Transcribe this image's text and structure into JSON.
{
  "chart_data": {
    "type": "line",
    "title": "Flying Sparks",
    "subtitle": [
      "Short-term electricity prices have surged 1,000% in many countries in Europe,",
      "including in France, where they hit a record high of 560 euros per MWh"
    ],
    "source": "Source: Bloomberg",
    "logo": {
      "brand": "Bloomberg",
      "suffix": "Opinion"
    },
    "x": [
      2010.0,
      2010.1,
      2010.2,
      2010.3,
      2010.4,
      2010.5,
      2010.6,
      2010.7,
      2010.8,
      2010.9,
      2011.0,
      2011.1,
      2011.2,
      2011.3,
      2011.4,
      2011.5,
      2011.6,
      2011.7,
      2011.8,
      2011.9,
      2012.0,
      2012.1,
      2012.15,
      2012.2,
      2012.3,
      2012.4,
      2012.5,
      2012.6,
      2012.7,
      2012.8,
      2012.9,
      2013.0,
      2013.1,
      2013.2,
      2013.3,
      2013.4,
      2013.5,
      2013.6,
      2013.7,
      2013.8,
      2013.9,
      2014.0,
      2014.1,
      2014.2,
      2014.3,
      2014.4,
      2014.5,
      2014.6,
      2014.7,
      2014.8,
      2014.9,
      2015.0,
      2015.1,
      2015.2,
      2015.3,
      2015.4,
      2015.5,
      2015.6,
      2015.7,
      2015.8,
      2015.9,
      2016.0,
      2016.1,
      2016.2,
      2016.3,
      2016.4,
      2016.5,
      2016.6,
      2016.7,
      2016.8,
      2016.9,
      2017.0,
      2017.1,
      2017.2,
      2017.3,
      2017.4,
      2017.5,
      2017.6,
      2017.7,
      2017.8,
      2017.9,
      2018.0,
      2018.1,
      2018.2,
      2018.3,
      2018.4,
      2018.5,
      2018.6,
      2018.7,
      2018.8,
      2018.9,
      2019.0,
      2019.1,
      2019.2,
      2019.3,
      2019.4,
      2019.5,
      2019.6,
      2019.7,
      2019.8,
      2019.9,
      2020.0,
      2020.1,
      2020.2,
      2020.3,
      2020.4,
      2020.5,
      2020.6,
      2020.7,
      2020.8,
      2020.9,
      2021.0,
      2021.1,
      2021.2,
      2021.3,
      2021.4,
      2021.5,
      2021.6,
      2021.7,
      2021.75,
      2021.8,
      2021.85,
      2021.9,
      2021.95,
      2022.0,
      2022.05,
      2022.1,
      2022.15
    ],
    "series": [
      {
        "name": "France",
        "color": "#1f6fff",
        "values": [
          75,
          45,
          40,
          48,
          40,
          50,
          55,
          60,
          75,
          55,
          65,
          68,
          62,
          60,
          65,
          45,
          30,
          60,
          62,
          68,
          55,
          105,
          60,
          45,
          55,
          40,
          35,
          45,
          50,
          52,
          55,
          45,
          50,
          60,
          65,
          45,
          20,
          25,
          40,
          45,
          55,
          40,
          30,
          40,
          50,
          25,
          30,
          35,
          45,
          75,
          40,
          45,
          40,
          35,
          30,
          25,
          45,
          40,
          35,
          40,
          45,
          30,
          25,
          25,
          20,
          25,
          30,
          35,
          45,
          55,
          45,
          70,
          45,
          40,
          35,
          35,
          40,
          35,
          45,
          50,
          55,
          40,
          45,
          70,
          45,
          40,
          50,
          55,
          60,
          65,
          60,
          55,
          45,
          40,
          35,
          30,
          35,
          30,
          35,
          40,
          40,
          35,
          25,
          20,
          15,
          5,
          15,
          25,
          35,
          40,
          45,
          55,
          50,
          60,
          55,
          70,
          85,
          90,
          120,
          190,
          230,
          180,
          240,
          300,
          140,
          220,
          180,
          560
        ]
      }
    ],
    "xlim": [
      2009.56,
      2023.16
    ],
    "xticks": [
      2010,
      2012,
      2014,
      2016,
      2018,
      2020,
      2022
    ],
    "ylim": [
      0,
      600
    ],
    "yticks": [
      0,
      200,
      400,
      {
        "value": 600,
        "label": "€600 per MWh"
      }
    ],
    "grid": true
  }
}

....................

> _Task statement_: Write the material out again in its entirety, exactly as shown.

> _Exercise response_:
Transcribe this image's text and structure into JSON.
{
  "chart_data": {
    "type": "line",
    "title": "Flying Sparks",
    "subtitle": [
      "Short-term electricity prices have surged 1,000% in many countries in Europe,",
      "including in France, where they hit a record high of 560 euros per MWh"
    ],
    "source": "Source: Bloomberg",
    "logo": {
      "brand": "Bloomberg",
      "suffix": "Opinion"
    },
    "x": [
      2010.0,
      2010.1,
      2010.2,
      2010.3,
      2010.4,
      2010.5,
      2010.6,
      2010.7,
      2010.8,
      2010.9,
      2011.0,
      2011.1,
      2011.2,
      2011.3,
      2011.4,
      2011.5,
      2011.6,
      2011.7,
      2011.8,
      2011.9,
      2012.0,
      2012.1,
      2012.15,
      2012.2,
      2012.3,
      2012.4,
      2012.5,
      2012.6,
      2012.7,
      2012.8,
      2012.9,
      2013.0,
      2013.1,
      2013.2,
      2013.3,
      2013.4,
      2013.5,
      2013.6,
      2013.7,
      2013.8,
      2013.9,
      2014.0,
      2014.1,
      2014.2,
      2014.3,
      2014.4,
      2014.5,
      2014.6,
      2014.7,
      2014.8,
      2014.9,
      2015.0,
      2015.1,
      2015.2,
      2015.3,
      2015.4,
      2015.5,
      2015.6,
      2015.7,
      2015.8,
      2015.9,
      2016.0,
      2016.1,
      2016.2,
      2016.3,
      2016.4,
      2016.5,
      2016.6,
      2016.7,
      2016.8,
      2016.9,
      2017.0,
      2017.1,
      2017.2,
      2017.3,
      2017.4,
      2017.5,
      2017.6,
      2017.7,
      2017.8,
      2017.9,
      2018.0,
      2018.1,
      2018.2,
      2018.3,
      2018.4,
      2018.5,
      2018.6,
      2018.7,
      2018.8,
      2018.9,
      2019.0,
      2019.1,
      2019.2,
      2019.3,
      2019.4,
      2019.5,
      2019.6,
      2019.7,
      2019.8,
      2019.9,
      2020.0,
      2020.1,
      2020.2,
      2020.3,
      2020.4,
      2020.5,
      2020.6,
      2020.7,
      2020.8,
      2020.9,
      2021.0,
      2021.1,
      2021.2,
      2021.3,
      2021.4,
      2021.5,
      2021.6,
      2021.7,
      2021.75,
      2021.8,
      2021.85,
      2021.9,
      2021.95,
      2022.0,
      2022.05,
      2022.1,
      2022.15
    ],
    "series": [
      {
        "name": "France",
        "color": "#1f6fff",
        "values": [
          75,
          45,
          40,
          48,
          40,
          50,
          55,
          60,
          75,
          55,
          65,
          68,
          62,
          60,
          65,
          45,
          30,
          60,
          62,
          68,
          55,
          105,
          60,
          45,
          55,
          40,
          35,
          45,
          50,
          52,
          55,
          45,
          50,
          60,
          65,
          45,
          20,
          25,
          40,
          45,
          55,
          40,
          30,
          40,
          50,
          25,
          30,
          35,
          45,
          75,
          40,
          45,
          40,
          35,
          30,
          25,
          45,
          40,
          35,
          40,
          45,
          30,
          25,
          25,
          20,
          25,
          30,
          35,
          45,
          55,
          45,
          70,
          45,
          40,
          35,
          35,
          40,
          35,
          45,
          50,
          55,
          40,
          45,
          70,
          45,
          40,
          50,
          55,
          60,
          65,
          60,
          55,
          45,
          40,
          35,
          30,
          35,
          30,
          35,
          40,
          40,
          35,
          25,
          20,
          15,
          5,
          15,
          25,
          35,
          40,
          45,
          55,
          50,
          60,
          55,
          70,
          85,
          90,
          120,
          190,
          230,
          180,
          240,
          300,
          140,
          220,
          180,
          560
        ]
      }
    ],
    "xlim": [
      2009.56,
      2023.16
    ],
    "xticks": [
      2010,
      2012,
      2014,
      2016,
      2018,
      2020,
      2022
    ],
    "ylim": [
      0,
      600
    ],
    "yticks": [
      0,
      200,
      400,
      {
        "value": 600,
        "label": "€600 per MWh"
      }
    ],
    "grid": true
  }
}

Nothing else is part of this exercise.